• TASKS TO COMPLETE
a – According to the article on artist Mike Kemper, which booth does he occupy at the Oklahoma City Festival of the Arts?
b – Reproduce the passage of the Mike Kemper article from the words "When Mike Kemper" up to and including the words "his mother’s footprints.".

• PAGE EXTRACT
----------
When Mike Kemper was a child, he went to the Oklahoma City Festival of the Arts more times than he could count. His mother, Gillian Kemper, was an established artist who exhibited here off and on for 30 years.
“I’m an art festival baby,” Mike Kemper said Wednesday at his booth.
For the Kemper family, painting and creating art is as natural as breathing. Gillian Kemper surrounded her son with art materials and parents who never said “no” to his artistic fancies. Quite naturally, he followed in his mother’s footprints.
Now, the two travel the country, showing their art at various shows and festivals. They are best friends, Mike Kemper said. For several years they even shared studio space in the Paseo art district.
Kemper’s booth at the festival is 19D, the same booth one of Oklahoma’s most revered artists, Bert Seabourn, usually occupied when he attended the festival. Gillian Kemper took this year’s Oklahoma City festival off.
Defining an artist
How to describe Kemper’s work? Years ago, he said, he was having a conversation about art with a young teen at a festival. Later, the teen returned to Kemper’s booth, pointed to the art and simply said, “Urban pop surrealism.”
----------
Element and coordinate records
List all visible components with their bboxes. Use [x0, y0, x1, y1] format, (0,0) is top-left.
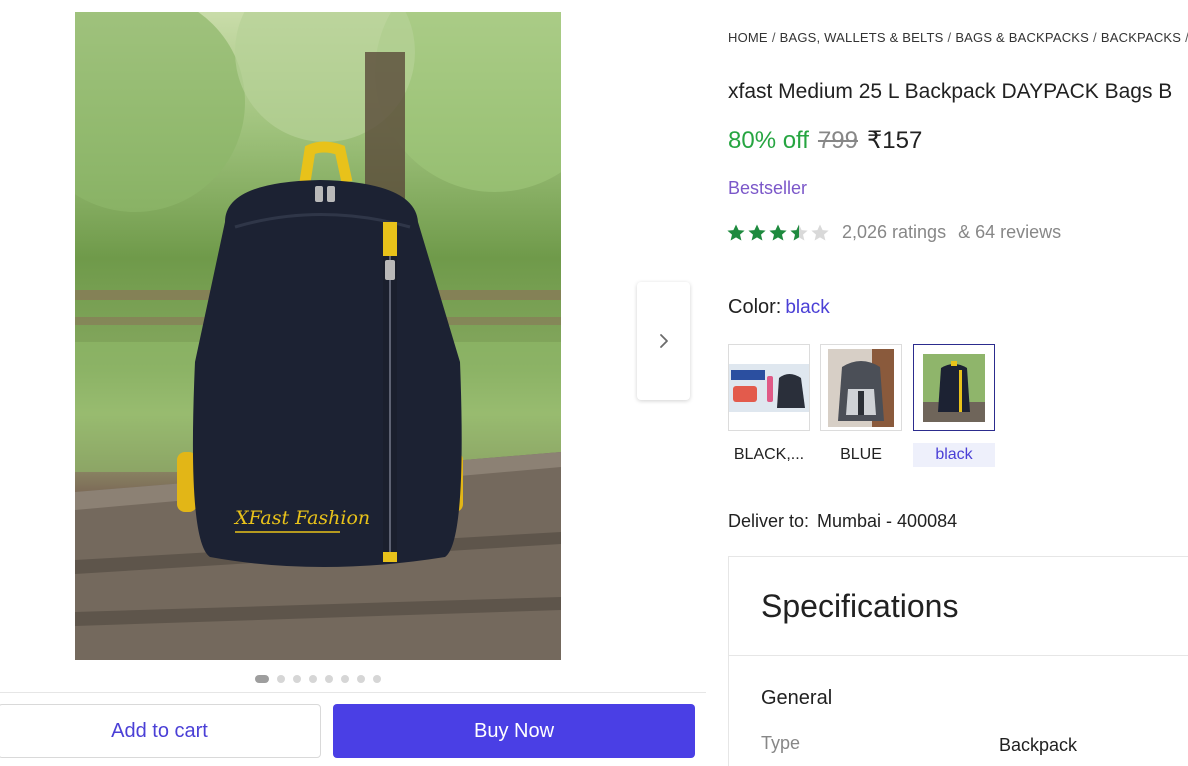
discount-percent: 80% off	[728, 127, 809, 154]
color-swatch-black[interactable]	[913, 344, 995, 431]
color-label-text: Color:	[728, 296, 782, 318]
specifications-panel: Specifications General Type Backpack	[728, 556, 1188, 766]
rating-summary[interactable]: 2,026 ratings & 64 reviews	[726, 222, 1061, 243]
delivery-location[interactable]: Deliver to: Mumbai - 400084	[728, 511, 957, 532]
price-row: 80% off 799 ₹157	[728, 126, 922, 155]
ratings-count[interactable]: 2,026 ratings	[842, 222, 946, 243]
breadcrumb-home[interactable]: HOME	[728, 30, 768, 45]
breadcrumb-bags-wallets-belts[interactable]: BAGS, WALLETS & BELTS	[780, 30, 944, 45]
blue-backpack-thumbnail-icon	[828, 348, 894, 427]
gallery-dot[interactable]	[325, 675, 333, 683]
spec-group-title: General	[761, 687, 833, 709]
color-selector-label: Color: black	[728, 296, 830, 319]
star-full-icon	[769, 224, 787, 240]
next-image-button[interactable]	[637, 282, 690, 400]
spec-value-type: Backpack	[999, 735, 1078, 755]
gallery-dot[interactable]	[341, 675, 349, 683]
swatch-label-black-combo[interactable]: BLACK,...	[728, 443, 810, 467]
product-main-image[interactable]: XFast Fashion	[75, 12, 561, 660]
spec-key-type: Type	[761, 733, 801, 753]
combo-offer-thumbnail-icon	[729, 363, 809, 412]
buy-now-button[interactable]: Buy Now	[333, 704, 695, 758]
star-half-icon	[790, 224, 808, 240]
add-to-cart-button[interactable]: Add to cart	[0, 704, 321, 758]
gallery-dot[interactable]	[373, 675, 381, 683]
reviews-count[interactable]: & 64 reviews	[958, 222, 1061, 243]
color-swatch-blue[interactable]	[820, 344, 902, 431]
delivery-pincode[interactable]: Mumbai - 400084	[817, 511, 957, 531]
gallery-dot[interactable]	[293, 675, 301, 683]
breadcrumb-bags-backpacks[interactable]: BAGS & BACKPACKS	[955, 30, 1089, 45]
brand-logo-text: XFast Fashion	[233, 507, 370, 529]
deliver-to-label: Deliver to:	[728, 511, 810, 531]
swatch-label-black[interactable]: black	[913, 443, 995, 467]
swatch-label-blue[interactable]: BLUE	[820, 443, 902, 467]
gallery-dot-active[interactable]	[255, 675, 269, 683]
original-price: 799	[817, 127, 858, 154]
star-empty-icon	[811, 224, 829, 240]
breadcrumb: HOME / BAGS, WALLETS & BELTS / BAGS & BACKPA…	[728, 30, 1188, 45]
specifications-title: Specifications	[761, 587, 959, 624]
star-rating	[726, 223, 830, 243]
black-backpack-thumbnail-icon	[923, 353, 985, 422]
chevron-right-icon	[659, 334, 668, 348]
breadcrumb-backpacks[interactable]: BACKPACKS	[1101, 30, 1181, 45]
gallery-dot[interactable]	[309, 675, 317, 683]
bestseller-badge: Bestseller	[728, 178, 808, 198]
selling-price: ₹157	[867, 127, 923, 154]
star-full-icon	[748, 224, 766, 240]
gallery-pagination	[255, 675, 381, 683]
gallery-dot[interactable]	[277, 675, 285, 683]
specifications-header[interactable]: Specifications	[729, 557, 1188, 656]
product-title: xfast Medium 25 L Backpack DAYPACK Bags …	[728, 80, 1173, 103]
color-swatch-black-combo[interactable]	[728, 344, 810, 431]
star-full-icon	[727, 224, 745, 240]
gallery-dot[interactable]	[357, 675, 365, 683]
selected-color-value: black	[785, 297, 830, 318]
----------
• THE REPLIES
a – Booth 19D.

b –
When Mike Kemper was a child, he went to the Oklahoma City Festival of the Arts more times than he could count. His mother, Gillian Kemper, was an established artist who exhibited here off and on for 30 years.
“I’m an art festival baby,” Mike Kemper said Wednesday at his booth.
For the Kemper family, painting and creating art is as natural as breathing. Gillian Kemper surrounded her son with art materials and parents who never said “no” to his artistic fancies. Quite naturally, he followed in his mother’s footprints.